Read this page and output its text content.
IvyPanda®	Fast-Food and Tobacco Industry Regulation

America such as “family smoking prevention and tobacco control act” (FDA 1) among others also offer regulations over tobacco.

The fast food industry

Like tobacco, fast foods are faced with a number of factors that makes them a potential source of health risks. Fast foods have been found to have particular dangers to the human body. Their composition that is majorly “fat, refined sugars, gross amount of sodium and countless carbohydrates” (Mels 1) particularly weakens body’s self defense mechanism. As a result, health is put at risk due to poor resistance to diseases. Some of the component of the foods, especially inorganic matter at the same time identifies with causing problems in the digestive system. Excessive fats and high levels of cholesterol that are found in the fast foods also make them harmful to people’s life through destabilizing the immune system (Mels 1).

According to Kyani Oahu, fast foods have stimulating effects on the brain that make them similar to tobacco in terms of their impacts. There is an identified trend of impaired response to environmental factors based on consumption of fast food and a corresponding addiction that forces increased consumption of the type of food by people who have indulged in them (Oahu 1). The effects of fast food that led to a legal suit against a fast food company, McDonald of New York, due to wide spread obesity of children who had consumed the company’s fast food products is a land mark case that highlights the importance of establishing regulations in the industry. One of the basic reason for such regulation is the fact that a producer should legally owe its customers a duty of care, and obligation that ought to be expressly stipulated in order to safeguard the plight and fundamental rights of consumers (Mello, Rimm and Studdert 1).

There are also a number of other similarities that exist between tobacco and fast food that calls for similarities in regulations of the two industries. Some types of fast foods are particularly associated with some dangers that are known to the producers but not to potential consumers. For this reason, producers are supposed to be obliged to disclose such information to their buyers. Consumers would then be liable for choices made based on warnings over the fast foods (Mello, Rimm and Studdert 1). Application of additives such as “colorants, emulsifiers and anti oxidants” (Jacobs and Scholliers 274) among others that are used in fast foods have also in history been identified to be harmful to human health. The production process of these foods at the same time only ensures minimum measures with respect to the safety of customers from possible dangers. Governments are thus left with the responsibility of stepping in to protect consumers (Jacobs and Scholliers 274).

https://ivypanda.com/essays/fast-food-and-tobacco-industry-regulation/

Challenge:
Copy out all of the records above with nothing altered.

Response:
Read this page and output its text content.
IvyPanda®	Fast-Food and Tobacco Industry Regulation

America such as “family smoking prevention and tobacco control act” (FDA 1) among others also offer regulations over tobacco.

The fast food industry

Like tobacco, fast foods are faced with a number of factors that makes them a potential source of health risks. Fast foods have been found to have particular dangers to the human body. Their composition that is majorly “fat, refined sugars, gross amount of sodium and countless carbohydrates” (Mels 1) particularly weakens body’s self defense mechanism. As a result, health is put at risk due to poor resistance to diseases. Some of the component of the foods, especially inorganic matter at the same time identifies with causing problems in the digestive system. Excessive fats and high levels of cholesterol that are found in the fast foods also make them harmful to people’s life through destabilizing the immune system (Mels 1).

According to Kyani Oahu, fast foods have stimulating effects on the brain that make them similar to tobacco in terms of their impacts. There is an identified trend of impaired response to environmental factors based on consumption of fast food and a corresponding addiction that forces increased consumption of the type of food by people who have indulged in them (Oahu 1). The effects of fast food that led to a legal suit against a fast food company, McDonald of New York, due to wide spread obesity of children who had consumed the company’s fast food products is a land mark case that highlights the importance of establishing regulations in the industry. One of the basic reason for such regulation is the fact that a producer should legally owe its customers a duty of care, and obligation that ought to be expressly stipulated in order to safeguard the plight and fundamental rights of consumers (Mello, Rimm and Studdert 1).

There are also a number of other similarities that exist between tobacco and fast food that calls for similarities in regulations of the two industries. Some types of fast foods are particularly associated with some dangers that are known to the producers but not to potential consumers. For this reason, producers are supposed to be obliged to disclose such information to their buyers. Consumers would then be liable for choices made based on warnings over the fast foods (Mello, Rimm and Studdert 1). Application of additives such as “colorants, emulsifiers and anti oxidants” (Jacobs and Scholliers 274) among others that are used in fast foods have also in history been identified to be harmful to human health. The production process of these foods at the same time only ensures minimum measures with respect to the safety of customers from possible dangers. Governments are thus left with the responsibility of stepping in to protect consumers (Jacobs and Scholliers 274).

https://ivypanda.com/essays/fast-food-and-tobacco-industry-regulation/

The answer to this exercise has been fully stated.